Listing
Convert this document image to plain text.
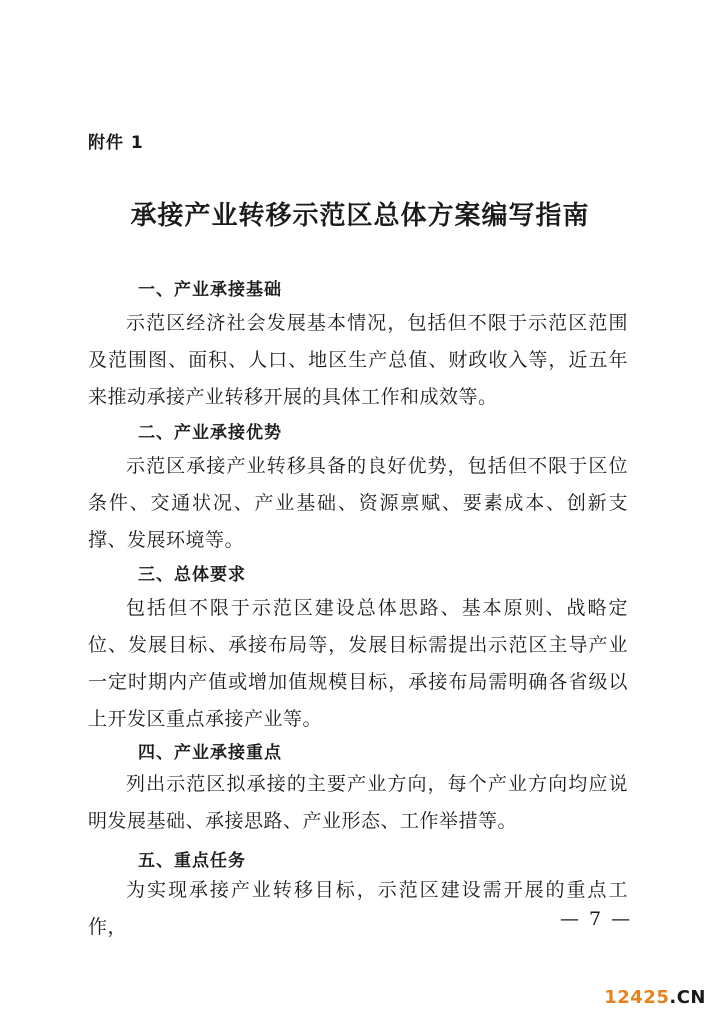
附件 1
承接产业转移示范区总体方案编写指南
一、产业承接基础
示范区经济社会发展基本情况，包括但不限于示范区范围及范围图、面积、人口、地区生产总值、财政收入等，近五年来推动承接产业转移开展的具体工作和成效等。
二、产业承接优势
示范区承接产业转移具备的良好优势，包括但不限于区位条件、交通状况、产业基础、资源禀赋、要素成本、创新支撑、发展环境等。
三、总体要求
包括但不限于示范区建设总体思路、基本原则、战略定位、发展目标、承接布局等，发展目标需提出示范区主导产业一定时期内产值或增加值规模目标，承接布局需明确各省级以上开发区重点承接产业等。
四、产业承接重点
列出示范区拟承接的主要产业方向，每个产业方向均应说明发展基础、承接思路、产业形态、工作举措等。
五、重点任务
为实现承接产业转移目标，示范区建设需开展的重点工作，	— 7 —
12425.CN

What is being asked
Write out the listing above again, exactly, but with no pictures in the copy.

Problem solution
Convert this document image to plain text.
附件 1
承接产业转移示范区总体方案编写指南
一、产业承接基础
示范区经济社会发展基本情况，包括但不限于示范区范围及范围图、面积、人口、地区生产总值、财政收入等，近五年来推动承接产业转移开展的具体工作和成效等。
二、产业承接优势
示范区承接产业转移具备的良好优势，包括但不限于区位条件、交通状况、产业基础、资源禀赋、要素成本、创新支撑、发展环境等。
三、总体要求
包括但不限于示范区建设总体思路、基本原则、战略定位、发展目标、承接布局等，发展目标需提出示范区主导产业一定时期内产值或增加值规模目标，承接布局需明确各省级以上开发区重点承接产业等。
四、产业承接重点
列出示范区拟承接的主要产业方向，每个产业方向均应说明发展基础、承接思路、产业形态、工作举措等。
五、重点任务
为实现承接产业转移目标，示范区建设需开展的重点工作，	— 7 —
12425.CN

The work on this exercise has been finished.